[Data records]
-- -- --

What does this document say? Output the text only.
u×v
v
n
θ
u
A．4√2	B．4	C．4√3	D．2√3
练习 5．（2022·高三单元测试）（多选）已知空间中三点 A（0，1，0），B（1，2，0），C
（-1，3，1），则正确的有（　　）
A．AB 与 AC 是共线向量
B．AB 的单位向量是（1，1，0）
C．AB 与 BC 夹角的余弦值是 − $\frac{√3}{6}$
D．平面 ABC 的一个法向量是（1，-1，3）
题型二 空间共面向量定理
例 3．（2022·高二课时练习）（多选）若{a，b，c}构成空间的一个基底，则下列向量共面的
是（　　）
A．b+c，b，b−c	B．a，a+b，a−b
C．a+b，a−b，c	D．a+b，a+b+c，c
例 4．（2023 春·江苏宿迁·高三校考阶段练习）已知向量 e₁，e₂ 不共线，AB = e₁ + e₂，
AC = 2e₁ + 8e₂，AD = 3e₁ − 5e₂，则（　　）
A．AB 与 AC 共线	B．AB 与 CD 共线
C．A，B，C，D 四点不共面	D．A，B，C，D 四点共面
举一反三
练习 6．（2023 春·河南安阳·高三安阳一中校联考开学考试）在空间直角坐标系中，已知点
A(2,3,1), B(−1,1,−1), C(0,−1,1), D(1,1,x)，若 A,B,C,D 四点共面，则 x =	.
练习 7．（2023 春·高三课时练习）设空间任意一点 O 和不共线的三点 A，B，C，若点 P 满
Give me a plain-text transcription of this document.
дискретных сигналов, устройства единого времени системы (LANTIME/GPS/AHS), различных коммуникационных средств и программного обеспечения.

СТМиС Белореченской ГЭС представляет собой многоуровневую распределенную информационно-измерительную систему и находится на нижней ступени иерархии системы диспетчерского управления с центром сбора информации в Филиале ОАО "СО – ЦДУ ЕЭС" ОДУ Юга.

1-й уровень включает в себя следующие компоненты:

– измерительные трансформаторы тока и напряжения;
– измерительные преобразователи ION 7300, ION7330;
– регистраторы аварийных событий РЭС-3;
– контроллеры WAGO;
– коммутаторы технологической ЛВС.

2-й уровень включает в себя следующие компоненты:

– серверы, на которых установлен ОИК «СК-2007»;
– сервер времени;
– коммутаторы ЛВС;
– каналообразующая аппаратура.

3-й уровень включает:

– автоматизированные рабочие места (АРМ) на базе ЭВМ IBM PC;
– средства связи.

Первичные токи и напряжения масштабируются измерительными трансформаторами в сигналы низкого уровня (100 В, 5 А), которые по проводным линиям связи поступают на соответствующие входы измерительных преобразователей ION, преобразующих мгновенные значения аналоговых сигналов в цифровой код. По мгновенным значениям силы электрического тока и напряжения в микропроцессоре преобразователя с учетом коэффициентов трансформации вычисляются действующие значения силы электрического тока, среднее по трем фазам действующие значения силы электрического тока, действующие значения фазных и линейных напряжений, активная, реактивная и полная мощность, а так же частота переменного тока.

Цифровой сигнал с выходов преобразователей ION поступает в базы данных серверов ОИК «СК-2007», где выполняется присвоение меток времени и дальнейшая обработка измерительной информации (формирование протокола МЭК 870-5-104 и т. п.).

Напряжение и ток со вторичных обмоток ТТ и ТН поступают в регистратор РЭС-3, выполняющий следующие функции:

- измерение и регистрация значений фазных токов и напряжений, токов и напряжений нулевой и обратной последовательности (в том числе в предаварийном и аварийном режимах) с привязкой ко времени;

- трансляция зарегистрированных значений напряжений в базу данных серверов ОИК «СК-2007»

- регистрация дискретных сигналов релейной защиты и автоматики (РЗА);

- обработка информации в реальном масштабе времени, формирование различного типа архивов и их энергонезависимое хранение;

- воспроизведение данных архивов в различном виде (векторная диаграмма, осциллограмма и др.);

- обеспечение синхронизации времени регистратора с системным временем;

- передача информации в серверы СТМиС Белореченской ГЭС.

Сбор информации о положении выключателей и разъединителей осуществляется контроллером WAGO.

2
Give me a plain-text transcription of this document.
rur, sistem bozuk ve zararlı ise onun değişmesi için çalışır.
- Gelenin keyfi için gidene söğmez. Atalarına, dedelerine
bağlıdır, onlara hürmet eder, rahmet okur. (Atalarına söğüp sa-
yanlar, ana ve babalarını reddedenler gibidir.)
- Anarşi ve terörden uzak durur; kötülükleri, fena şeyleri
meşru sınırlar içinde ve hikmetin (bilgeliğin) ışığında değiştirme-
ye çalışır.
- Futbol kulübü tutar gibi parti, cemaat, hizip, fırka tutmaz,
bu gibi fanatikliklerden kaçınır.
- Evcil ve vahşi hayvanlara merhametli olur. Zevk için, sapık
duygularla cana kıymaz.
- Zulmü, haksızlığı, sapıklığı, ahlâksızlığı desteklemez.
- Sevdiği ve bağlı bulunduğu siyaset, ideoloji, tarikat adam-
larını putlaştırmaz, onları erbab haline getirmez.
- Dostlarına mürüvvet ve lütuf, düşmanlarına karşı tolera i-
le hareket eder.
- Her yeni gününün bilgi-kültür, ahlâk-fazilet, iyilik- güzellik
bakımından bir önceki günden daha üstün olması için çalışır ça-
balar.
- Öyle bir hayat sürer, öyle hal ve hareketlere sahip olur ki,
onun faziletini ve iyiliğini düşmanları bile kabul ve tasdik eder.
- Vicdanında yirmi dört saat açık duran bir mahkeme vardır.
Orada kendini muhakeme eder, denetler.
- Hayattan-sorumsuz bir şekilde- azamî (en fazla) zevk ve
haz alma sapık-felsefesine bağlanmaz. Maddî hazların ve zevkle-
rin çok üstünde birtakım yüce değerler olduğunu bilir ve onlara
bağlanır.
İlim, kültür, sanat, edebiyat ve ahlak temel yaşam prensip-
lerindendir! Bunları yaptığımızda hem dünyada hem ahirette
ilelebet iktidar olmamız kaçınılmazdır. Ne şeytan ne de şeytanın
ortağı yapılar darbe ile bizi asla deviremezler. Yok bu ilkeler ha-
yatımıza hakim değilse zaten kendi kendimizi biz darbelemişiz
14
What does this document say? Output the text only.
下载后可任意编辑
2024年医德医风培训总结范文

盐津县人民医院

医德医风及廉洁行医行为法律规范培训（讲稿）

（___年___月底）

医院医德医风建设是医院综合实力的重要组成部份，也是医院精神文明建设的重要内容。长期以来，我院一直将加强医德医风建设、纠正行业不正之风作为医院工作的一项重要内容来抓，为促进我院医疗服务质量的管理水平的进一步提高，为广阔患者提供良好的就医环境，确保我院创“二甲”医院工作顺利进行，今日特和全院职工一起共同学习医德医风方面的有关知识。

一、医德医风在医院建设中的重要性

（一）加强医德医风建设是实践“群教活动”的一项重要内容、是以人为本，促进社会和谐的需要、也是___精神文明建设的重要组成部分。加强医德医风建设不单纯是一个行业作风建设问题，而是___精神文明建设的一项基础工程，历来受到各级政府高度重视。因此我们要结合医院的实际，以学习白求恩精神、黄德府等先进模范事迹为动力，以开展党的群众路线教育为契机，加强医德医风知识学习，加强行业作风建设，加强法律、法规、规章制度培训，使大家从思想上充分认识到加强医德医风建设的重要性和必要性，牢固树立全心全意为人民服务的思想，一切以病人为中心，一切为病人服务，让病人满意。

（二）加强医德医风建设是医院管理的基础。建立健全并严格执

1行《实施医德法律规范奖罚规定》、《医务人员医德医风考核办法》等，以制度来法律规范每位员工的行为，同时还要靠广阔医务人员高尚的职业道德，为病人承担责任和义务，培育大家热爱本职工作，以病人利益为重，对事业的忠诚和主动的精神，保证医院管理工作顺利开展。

-- -- --

> [Directive] Take the records above and return them exactly as written.

> [Exercise answer]
What does this document say? Output the text only.
u×v
v
n
θ
u
A．4√2	B．4	C．4√3	D．2√3
练习 5．（2022·高三单元测试）（多选）已知空间中三点 A（0，1，0），B（1，2，0），C
（-1，3，1），则正确的有（　　）
A．AB 与 AC 是共线向量
B．AB 的单位向量是（1，1，0）
C．AB 与 BC 夹角的余弦值是 − $\frac{√3}{6}$
D．平面 ABC 的一个法向量是（1，-1，3）
题型二 空间共面向量定理
例 3．（2022·高二课时练习）（多选）若{a，b，c}构成空间的一个基底，则下列向量共面的
是（　　）
A．b+c，b，b−c	B．a，a+b，a−b
C．a+b，a−b，c	D．a+b，a+b+c，c
例 4．（2023 春·江苏宿迁·高三校考阶段练习）已知向量 e₁，e₂ 不共线，AB = e₁ + e₂，
AC = 2e₁ + 8e₂，AD = 3e₁ − 5e₂，则（　　）
A．AB 与 AC 共线	B．AB 与 CD 共线
C．A，B，C，D 四点不共面	D．A，B，C，D 四点共面
举一反三
练习 6．（2023 春·河南安阳·高三安阳一中校联考开学考试）在空间直角坐标系中，已知点
A(2,3,1), B(−1,1,−1), C(0,−1,1), D(1,1,x)，若 A,B,C,D 四点共面，则 x =	.
练习 7．（2023 春·高三课时练习）设空间任意一点 O 和不共线的三点 A，B，C，若点 P 满
Give me a plain-text transcription of this document.
дискретных сигналов, устройства единого времени системы (LANTIME/GPS/AHS), различных коммуникационных средств и программного обеспечения.

СТМиС Белореченской ГЭС представляет собой многоуровневую распределенную информационно-измерительную систему и находится на нижней ступени иерархии системы диспетчерского управления с центром сбора информации в Филиале ОАО "СО – ЦДУ ЕЭС" ОДУ Юга.

1-й уровень включает в себя следующие компоненты:

– измерительные трансформаторы тока и напряжения;
– измерительные преобразователи ION 7300, ION7330;
– регистраторы аварийных событий РЭС-3;
– контроллеры WAGO;
– коммутаторы технологической ЛВС.

2-й уровень включает в себя следующие компоненты:

– серверы, на которых установлен ОИК «СК-2007»;
– сервер времени;
– коммутаторы ЛВС;
– каналообразующая аппаратура.

3-й уровень включает:

– автоматизированные рабочие места (АРМ) на базе ЭВМ IBM PC;
– средства связи.

Первичные токи и напряжения масштабируются измерительными трансформаторами в сигналы низкого уровня (100 В, 5 А), которые по проводным линиям связи поступают на соответствующие входы измерительных преобразователей ION, преобразующих мгновенные значения аналоговых сигналов в цифровой код. По мгновенным значениям силы электрического тока и напряжения в микропроцессоре преобразователя с учетом коэффициентов трансформации вычисляются действующие значения силы электрического тока, среднее по трем фазам действующие значения силы электрического тока, действующие значения фазных и линейных напряжений, активная, реактивная и полная мощность, а так же частота переменного тока.

Цифровой сигнал с выходов преобразователей ION поступает в базы данных серверов ОИК «СК-2007», где выполняется присвоение меток времени и дальнейшая обработка измерительной информации (формирование протокола МЭК 870-5-104 и т. п.).

Напряжение и ток со вторичных обмоток ТТ и ТН поступают в регистратор РЭС-3, выполняющий следующие функции:

- измерение и регистрация значений фазных токов и напряжений, токов и напряжений нулевой и обратной последовательности (в том числе в предаварийном и аварийном режимах) с привязкой ко времени;

- трансляция зарегистрированных значений напряжений в базу данных серверов ОИК «СК-2007»

- регистрация дискретных сигналов релейной защиты и автоматики (РЗА);

- обработка информации в реальном масштабе времени, формирование различного типа архивов и их энергонезависимое хранение;

- воспроизведение данных архивов в различном виде (векторная диаграмма, осциллограмма и др.);

- обеспечение синхронизации времени регистратора с системным временем;

- передача информации в серверы СТМиС Белореченской ГЭС.

Сбор информации о положении выключателей и разъединителей осуществляется контроллером WAGO.

2
Give me a plain-text transcription of this document.
rur, sistem bozuk ve zararlı ise onun değişmesi için çalışır.
- Gelenin keyfi için gidene söğmez. Atalarına, dedelerine
bağlıdır, onlara hürmet eder, rahmet okur. (Atalarına söğüp sa-
yanlar, ana ve babalarını reddedenler gibidir.)
- Anarşi ve terörden uzak durur; kötülükleri, fena şeyleri
meşru sınırlar içinde ve hikmetin (bilgeliğin) ışığında değiştirme-
ye çalışır.
- Futbol kulübü tutar gibi parti, cemaat, hizip, fırka tutmaz,
bu gibi fanatikliklerden kaçınır.
- Evcil ve vahşi hayvanlara merhametli olur. Zevk için, sapık
duygularla cana kıymaz.
- Zulmü, haksızlığı, sapıklığı, ahlâksızlığı desteklemez.
- Sevdiği ve bağlı bulunduğu siyaset, ideoloji, tarikat adam-
larını putlaştırmaz, onları erbab haline getirmez.
- Dostlarına mürüvvet ve lütuf, düşmanlarına karşı tolera i-
le hareket eder.
- Her yeni gününün bilgi-kültür, ahlâk-fazilet, iyilik- güzellik
bakımından bir önceki günden daha üstün olması için çalışır ça-
balar.
- Öyle bir hayat sürer, öyle hal ve hareketlere sahip olur ki,
onun faziletini ve iyiliğini düşmanları bile kabul ve tasdik eder.
- Vicdanında yirmi dört saat açık duran bir mahkeme vardır.
Orada kendini muhakeme eder, denetler.
- Hayattan-sorumsuz bir şekilde- azamî (en fazla) zevk ve
haz alma sapık-felsefesine bağlanmaz. Maddî hazların ve zevkle-
rin çok üstünde birtakım yüce değerler olduğunu bilir ve onlara
bağlanır.
İlim, kültür, sanat, edebiyat ve ahlak temel yaşam prensip-
lerindendir! Bunları yaptığımızda hem dünyada hem ahirette
ilelebet iktidar olmamız kaçınılmazdır. Ne şeytan ne de şeytanın
ortağı yapılar darbe ile bizi asla deviremezler. Yok bu ilkeler ha-
yatımıza hakim değilse zaten kendi kendimizi biz darbelemişiz
14
What does this document say? Output the text only.
下载后可任意编辑
2024年医德医风培训总结范文

盐津县人民医院

医德医风及廉洁行医行为法律规范培训（讲稿）

（___年___月底）

医院医德医风建设是医院综合实力的重要组成部份，也是医院精神文明建设的重要内容。长期以来，我院一直将加强医德医风建设、纠正行业不正之风作为医院工作的一项重要内容来抓，为促进我院医疗服务质量的管理水平的进一步提高，为广阔患者提供良好的就医环境，确保我院创“二甲”医院工作顺利进行，今日特和全院职工一起共同学习医德医风方面的有关知识。

一、医德医风在医院建设中的重要性

（一）加强医德医风建设是实践“群教活动”的一项重要内容、是以人为本，促进社会和谐的需要、也是___精神文明建设的重要组成部分。加强医德医风建设不单纯是一个行业作风建设问题，而是___精神文明建设的一项基础工程，历来受到各级政府高度重视。因此我们要结合医院的实际，以学习白求恩精神、黄德府等先进模范事迹为动力，以开展党的群众路线教育为契机，加强医德医风知识学习，加强行业作风建设，加强法律、法规、规章制度培训，使大家从思想上充分认识到加强医德医风建设的重要性和必要性，牢固树立全心全意为人民服务的思想，一切以病人为中心，一切为病人服务，让病人满意。

（二）加强医德医风建设是医院管理的基础。建立健全并严格执

1行《实施医德法律规范奖罚规定》、《医务人员医德医风考核办法》等，以制度来法律规范每位员工的行为，同时还要靠广阔医务人员高尚的职业道德，为病人承担责任和义务，培育大家热爱本职工作，以病人利益为重，对事业的忠诚和主动的精神，保证医院管理工作顺利开展。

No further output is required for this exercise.